──────── RECORDS SUPPLIED ────────

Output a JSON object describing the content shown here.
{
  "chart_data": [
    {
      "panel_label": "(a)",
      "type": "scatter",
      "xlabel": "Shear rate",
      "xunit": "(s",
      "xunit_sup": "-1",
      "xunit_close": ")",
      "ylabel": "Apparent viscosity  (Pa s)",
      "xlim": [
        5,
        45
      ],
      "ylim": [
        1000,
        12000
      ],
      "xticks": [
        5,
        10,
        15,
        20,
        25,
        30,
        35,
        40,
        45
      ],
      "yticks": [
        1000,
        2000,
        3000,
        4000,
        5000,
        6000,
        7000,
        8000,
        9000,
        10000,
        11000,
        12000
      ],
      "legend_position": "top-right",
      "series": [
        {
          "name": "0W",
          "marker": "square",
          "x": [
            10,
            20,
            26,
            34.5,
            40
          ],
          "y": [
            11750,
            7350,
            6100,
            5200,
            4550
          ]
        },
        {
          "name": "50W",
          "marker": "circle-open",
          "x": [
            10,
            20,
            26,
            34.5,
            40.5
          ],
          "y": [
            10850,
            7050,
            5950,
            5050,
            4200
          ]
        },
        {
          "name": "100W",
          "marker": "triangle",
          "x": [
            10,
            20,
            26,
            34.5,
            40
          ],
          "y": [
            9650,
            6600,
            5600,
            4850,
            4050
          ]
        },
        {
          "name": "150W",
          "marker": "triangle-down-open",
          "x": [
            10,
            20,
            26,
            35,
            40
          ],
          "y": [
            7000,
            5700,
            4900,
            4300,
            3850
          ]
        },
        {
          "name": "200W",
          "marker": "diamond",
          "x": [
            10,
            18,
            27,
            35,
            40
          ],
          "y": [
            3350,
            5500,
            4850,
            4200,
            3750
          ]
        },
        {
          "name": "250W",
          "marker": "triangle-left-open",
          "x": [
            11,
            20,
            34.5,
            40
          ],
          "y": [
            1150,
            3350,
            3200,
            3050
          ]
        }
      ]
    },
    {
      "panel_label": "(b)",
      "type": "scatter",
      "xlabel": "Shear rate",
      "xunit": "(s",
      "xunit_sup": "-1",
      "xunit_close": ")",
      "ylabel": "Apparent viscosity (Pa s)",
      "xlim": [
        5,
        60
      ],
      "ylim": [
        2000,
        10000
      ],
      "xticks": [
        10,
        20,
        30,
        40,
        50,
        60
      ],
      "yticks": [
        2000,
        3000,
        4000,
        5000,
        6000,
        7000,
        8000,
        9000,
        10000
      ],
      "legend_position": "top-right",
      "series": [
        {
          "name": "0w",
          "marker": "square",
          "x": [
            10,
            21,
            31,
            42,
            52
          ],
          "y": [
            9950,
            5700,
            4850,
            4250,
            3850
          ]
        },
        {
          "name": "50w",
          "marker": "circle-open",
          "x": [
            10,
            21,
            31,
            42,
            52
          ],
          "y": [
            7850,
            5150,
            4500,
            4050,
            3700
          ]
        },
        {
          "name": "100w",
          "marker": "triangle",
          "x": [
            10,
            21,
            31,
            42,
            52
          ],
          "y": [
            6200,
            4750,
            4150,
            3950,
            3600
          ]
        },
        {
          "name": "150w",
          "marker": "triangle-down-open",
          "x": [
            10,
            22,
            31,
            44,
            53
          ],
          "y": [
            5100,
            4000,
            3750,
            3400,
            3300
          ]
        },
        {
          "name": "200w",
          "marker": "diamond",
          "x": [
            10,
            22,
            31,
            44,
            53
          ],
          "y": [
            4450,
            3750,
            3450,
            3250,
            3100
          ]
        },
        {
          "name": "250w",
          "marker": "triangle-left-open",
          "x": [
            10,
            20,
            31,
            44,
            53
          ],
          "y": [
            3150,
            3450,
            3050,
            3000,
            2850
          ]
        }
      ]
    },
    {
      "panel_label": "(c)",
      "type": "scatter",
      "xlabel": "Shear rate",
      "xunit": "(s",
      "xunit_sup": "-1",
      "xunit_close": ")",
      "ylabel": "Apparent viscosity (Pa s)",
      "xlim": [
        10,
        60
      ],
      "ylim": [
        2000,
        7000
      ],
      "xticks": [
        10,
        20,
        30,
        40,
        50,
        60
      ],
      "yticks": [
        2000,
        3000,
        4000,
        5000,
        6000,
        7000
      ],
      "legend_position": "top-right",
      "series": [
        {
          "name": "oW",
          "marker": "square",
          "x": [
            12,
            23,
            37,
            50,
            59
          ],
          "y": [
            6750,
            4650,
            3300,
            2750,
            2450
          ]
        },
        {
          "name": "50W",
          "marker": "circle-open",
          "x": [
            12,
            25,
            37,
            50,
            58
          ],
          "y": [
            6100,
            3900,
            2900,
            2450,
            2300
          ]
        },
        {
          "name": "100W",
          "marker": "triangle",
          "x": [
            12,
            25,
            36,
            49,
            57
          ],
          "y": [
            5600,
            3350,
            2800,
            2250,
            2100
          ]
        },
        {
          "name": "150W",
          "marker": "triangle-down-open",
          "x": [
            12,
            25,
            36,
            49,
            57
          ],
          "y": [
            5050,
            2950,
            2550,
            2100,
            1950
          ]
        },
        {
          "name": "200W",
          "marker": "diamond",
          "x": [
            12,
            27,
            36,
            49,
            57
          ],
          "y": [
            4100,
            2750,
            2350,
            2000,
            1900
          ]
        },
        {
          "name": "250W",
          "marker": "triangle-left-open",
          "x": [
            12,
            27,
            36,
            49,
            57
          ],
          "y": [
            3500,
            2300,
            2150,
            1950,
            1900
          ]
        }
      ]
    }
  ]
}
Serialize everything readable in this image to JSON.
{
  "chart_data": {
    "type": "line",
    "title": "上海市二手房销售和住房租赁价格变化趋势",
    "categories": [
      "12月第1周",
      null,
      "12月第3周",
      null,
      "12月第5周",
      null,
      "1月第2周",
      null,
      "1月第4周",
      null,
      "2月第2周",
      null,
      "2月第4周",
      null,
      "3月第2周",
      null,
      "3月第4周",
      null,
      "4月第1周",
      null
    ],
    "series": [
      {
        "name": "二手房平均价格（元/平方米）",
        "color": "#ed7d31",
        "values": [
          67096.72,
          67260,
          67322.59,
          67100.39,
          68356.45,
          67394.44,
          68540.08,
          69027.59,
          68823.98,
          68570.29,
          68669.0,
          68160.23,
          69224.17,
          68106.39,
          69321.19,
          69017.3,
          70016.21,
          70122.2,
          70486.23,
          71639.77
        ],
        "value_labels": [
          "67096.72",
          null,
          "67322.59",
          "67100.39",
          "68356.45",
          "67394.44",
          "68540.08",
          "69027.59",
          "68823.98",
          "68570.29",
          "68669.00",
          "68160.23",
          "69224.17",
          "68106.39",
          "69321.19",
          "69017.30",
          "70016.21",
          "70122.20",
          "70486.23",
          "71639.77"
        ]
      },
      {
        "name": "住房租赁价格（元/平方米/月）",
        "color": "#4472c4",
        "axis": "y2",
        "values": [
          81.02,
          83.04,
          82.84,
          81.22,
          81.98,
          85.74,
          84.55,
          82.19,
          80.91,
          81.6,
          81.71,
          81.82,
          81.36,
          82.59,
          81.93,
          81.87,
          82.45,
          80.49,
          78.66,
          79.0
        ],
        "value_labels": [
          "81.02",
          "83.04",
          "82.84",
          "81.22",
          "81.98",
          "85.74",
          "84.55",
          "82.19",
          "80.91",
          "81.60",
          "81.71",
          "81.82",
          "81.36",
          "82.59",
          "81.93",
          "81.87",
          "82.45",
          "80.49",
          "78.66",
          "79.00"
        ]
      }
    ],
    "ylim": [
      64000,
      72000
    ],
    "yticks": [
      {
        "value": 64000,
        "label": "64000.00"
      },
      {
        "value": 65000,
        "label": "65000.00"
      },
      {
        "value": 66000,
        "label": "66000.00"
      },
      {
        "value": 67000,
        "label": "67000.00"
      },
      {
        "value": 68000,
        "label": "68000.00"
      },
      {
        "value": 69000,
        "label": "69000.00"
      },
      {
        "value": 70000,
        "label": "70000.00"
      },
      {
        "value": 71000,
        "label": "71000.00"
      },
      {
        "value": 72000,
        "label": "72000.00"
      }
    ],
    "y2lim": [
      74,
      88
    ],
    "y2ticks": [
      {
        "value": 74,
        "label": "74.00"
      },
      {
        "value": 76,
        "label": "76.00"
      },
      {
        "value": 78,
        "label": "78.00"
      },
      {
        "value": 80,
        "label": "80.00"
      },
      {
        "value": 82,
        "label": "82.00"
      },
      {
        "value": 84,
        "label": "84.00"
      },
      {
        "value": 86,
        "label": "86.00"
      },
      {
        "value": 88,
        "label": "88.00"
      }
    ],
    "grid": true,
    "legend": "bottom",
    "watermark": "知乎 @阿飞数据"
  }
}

────────

Only lines holding the string "JSON" are wanted; gather each one from the entries above.

### WRITTEN SOLUTION
Output a JSON object describing the content shown here.
Serialize everything readable in this image to JSON.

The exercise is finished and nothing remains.